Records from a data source
____________

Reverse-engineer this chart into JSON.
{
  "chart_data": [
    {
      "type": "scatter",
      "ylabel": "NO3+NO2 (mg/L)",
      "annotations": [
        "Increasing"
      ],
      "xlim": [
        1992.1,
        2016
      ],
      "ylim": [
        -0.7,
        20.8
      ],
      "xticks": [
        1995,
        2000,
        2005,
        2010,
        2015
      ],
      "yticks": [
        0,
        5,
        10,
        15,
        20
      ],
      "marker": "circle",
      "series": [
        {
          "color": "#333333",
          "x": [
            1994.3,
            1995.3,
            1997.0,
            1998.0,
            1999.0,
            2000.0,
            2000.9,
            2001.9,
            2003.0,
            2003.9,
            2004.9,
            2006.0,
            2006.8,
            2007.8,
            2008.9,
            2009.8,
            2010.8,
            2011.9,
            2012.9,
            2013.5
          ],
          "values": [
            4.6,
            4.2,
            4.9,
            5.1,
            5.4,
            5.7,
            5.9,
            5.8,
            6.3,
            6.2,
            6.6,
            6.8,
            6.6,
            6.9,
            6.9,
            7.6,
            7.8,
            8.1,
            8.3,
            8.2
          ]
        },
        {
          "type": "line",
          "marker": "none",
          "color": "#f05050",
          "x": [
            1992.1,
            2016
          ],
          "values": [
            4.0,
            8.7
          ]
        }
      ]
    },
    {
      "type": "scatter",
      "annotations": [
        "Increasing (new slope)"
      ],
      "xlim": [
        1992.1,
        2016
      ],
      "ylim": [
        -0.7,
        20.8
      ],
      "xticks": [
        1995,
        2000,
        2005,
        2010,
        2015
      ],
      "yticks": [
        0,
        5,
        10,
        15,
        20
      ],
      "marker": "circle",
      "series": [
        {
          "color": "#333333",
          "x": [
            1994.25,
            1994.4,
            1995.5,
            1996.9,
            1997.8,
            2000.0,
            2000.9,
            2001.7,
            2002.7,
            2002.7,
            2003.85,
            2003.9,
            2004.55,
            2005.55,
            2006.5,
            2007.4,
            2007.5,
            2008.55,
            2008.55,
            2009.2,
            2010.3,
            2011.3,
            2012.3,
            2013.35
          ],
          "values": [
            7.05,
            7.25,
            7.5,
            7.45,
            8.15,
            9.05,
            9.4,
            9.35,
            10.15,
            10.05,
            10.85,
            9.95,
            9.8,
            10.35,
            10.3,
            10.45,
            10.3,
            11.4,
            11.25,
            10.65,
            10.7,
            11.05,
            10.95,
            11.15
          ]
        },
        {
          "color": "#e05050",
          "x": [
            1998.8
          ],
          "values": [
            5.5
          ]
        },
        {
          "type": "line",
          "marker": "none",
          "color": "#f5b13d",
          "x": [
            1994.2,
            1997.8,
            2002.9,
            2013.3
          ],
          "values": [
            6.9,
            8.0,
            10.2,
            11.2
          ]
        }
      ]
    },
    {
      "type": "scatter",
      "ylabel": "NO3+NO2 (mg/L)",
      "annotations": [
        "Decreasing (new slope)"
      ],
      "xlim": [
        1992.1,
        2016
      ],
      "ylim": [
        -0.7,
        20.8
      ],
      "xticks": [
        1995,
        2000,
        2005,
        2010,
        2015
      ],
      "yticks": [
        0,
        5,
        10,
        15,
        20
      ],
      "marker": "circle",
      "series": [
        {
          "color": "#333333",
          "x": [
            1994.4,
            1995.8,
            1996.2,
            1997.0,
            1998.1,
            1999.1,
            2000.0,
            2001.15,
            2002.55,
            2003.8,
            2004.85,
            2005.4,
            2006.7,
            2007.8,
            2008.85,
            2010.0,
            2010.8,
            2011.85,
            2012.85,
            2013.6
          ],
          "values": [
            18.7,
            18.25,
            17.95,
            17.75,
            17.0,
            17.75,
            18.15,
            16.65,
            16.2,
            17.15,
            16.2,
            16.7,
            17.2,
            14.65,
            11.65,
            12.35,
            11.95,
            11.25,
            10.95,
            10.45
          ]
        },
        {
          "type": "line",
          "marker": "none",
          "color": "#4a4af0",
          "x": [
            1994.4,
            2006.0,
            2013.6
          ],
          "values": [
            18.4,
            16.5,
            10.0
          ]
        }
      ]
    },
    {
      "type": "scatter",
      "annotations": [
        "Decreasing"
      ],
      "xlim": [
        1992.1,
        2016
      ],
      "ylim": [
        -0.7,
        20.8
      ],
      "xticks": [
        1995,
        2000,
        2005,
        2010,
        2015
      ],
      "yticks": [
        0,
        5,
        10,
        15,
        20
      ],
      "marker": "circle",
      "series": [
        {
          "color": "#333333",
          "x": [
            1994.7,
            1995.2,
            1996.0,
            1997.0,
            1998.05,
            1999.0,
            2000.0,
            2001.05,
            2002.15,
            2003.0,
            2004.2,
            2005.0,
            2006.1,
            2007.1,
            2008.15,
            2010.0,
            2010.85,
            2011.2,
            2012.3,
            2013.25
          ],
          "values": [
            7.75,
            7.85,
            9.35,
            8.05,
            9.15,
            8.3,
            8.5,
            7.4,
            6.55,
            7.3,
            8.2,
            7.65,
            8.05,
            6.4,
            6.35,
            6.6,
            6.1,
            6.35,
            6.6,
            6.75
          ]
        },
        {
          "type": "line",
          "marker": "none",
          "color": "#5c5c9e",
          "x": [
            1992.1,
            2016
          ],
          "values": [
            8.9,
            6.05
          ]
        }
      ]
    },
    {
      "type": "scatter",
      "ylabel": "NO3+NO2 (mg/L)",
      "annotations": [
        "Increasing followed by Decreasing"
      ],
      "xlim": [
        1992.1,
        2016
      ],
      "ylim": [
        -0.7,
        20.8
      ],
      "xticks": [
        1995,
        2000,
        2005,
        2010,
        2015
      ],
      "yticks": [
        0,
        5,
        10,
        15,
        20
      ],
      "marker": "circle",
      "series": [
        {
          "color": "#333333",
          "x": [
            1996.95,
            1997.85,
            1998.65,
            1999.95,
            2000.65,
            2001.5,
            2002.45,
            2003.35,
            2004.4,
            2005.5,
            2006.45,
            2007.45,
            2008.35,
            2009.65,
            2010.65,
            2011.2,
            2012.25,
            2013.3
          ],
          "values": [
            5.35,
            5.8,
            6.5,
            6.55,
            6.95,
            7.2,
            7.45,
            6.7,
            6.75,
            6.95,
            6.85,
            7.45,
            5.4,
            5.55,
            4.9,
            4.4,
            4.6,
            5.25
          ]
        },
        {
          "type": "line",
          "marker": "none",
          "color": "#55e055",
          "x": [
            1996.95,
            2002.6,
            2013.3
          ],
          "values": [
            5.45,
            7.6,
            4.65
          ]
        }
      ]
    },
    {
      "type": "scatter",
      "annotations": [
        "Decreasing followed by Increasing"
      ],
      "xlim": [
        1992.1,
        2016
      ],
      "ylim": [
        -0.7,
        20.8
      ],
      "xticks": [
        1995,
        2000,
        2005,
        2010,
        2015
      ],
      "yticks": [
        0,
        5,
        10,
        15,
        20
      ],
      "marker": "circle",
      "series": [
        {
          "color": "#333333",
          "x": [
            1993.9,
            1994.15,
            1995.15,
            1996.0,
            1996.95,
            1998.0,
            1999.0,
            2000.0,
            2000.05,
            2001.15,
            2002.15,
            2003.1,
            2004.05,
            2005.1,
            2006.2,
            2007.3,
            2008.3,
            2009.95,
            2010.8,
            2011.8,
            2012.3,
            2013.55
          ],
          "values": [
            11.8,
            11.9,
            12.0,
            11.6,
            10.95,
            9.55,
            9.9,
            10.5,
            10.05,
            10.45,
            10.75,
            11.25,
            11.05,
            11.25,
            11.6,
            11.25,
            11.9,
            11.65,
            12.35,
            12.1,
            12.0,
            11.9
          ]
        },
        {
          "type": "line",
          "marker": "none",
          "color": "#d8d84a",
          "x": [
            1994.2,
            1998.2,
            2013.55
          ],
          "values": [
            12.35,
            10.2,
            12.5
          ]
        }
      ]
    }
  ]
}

____________

- **Work to do**:
Select all lines in the listing above where the word "Increasing" appears, and show them.

- **Answer to this task**:
        "Increasing"
        "Increasing (new slope)"
        "Increasing followed by Decreasing"
        "Decreasing followed by Increasing"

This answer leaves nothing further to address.